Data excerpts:
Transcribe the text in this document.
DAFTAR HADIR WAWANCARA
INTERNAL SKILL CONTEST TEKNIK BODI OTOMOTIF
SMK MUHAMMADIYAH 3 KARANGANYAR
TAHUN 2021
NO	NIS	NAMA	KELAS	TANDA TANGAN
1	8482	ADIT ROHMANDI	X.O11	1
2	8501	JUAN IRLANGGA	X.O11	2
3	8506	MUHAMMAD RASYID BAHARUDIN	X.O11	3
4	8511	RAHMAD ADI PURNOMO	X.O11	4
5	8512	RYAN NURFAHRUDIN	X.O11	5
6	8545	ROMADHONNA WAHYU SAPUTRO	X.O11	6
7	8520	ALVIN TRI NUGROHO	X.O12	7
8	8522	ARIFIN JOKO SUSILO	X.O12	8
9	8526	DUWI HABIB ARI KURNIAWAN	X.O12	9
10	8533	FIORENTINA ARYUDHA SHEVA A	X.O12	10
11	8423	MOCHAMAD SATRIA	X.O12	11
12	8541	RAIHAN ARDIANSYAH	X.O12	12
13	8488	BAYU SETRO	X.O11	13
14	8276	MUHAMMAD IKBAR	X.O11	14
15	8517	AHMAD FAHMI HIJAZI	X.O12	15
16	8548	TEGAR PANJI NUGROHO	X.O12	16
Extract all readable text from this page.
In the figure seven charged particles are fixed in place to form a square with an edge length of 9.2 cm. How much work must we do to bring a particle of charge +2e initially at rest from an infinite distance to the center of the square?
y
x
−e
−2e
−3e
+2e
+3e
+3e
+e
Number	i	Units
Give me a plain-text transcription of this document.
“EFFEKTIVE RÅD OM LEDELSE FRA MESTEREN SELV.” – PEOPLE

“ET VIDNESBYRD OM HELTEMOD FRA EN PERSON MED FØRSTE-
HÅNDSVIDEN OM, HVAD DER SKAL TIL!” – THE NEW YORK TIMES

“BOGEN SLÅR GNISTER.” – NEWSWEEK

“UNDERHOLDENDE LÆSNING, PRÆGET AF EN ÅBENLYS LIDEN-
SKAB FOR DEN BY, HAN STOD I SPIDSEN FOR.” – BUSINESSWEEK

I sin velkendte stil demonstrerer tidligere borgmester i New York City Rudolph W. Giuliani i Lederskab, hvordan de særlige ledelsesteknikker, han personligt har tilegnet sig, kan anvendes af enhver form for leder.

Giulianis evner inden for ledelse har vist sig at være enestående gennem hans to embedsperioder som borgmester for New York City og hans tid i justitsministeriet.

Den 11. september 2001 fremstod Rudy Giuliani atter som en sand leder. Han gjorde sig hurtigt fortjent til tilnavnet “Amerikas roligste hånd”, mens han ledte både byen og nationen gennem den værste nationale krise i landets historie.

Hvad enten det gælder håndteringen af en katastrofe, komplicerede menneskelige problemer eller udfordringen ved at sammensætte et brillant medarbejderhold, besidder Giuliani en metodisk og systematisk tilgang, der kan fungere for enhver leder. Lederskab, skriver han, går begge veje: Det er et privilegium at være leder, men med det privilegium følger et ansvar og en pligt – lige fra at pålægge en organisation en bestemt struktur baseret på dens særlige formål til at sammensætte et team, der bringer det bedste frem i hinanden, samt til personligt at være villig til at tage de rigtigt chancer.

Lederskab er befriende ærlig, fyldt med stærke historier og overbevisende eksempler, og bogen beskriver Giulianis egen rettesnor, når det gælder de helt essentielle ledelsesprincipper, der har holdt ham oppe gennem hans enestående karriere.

---

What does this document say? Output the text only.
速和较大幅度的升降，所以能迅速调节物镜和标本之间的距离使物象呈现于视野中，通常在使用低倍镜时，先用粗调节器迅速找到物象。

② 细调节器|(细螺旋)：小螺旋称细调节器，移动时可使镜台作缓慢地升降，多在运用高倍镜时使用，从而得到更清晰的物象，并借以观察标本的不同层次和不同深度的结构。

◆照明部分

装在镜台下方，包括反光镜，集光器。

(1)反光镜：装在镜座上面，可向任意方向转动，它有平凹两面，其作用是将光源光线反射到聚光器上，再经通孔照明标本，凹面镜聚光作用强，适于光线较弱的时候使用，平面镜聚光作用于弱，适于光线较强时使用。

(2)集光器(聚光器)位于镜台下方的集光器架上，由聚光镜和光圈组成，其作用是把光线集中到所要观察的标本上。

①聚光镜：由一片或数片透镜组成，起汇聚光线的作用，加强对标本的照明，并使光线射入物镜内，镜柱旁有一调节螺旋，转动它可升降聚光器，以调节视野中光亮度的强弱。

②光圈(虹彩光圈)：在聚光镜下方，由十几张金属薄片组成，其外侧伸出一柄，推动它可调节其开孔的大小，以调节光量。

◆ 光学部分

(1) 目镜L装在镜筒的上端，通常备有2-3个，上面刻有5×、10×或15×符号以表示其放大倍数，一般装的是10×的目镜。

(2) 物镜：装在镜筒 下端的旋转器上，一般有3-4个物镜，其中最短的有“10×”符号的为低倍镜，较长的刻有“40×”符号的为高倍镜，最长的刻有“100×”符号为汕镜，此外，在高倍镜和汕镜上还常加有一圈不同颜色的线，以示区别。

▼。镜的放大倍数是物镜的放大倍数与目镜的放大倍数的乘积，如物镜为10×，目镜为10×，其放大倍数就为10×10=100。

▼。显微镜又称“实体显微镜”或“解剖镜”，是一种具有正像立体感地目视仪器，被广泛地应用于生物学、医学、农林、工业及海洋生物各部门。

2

What you are asked to do: Every line in the data that holds "enestående" should be copied out.

Solution:
Giulianis evner inden for ledelse har vist sig at være enestående gennem hans to embedsperioder som borgmester for New York City og hans tid i justitsministeriet.
Lederskab er befriende ærlig, fyldt med stærke historier og overbevisende eksempler, og bogen beskriver Giulianis egen rettesnor, når det gælder de helt essentielle ledelsesprincipper, der har holdt ham oppe gennem hans enestående karriere.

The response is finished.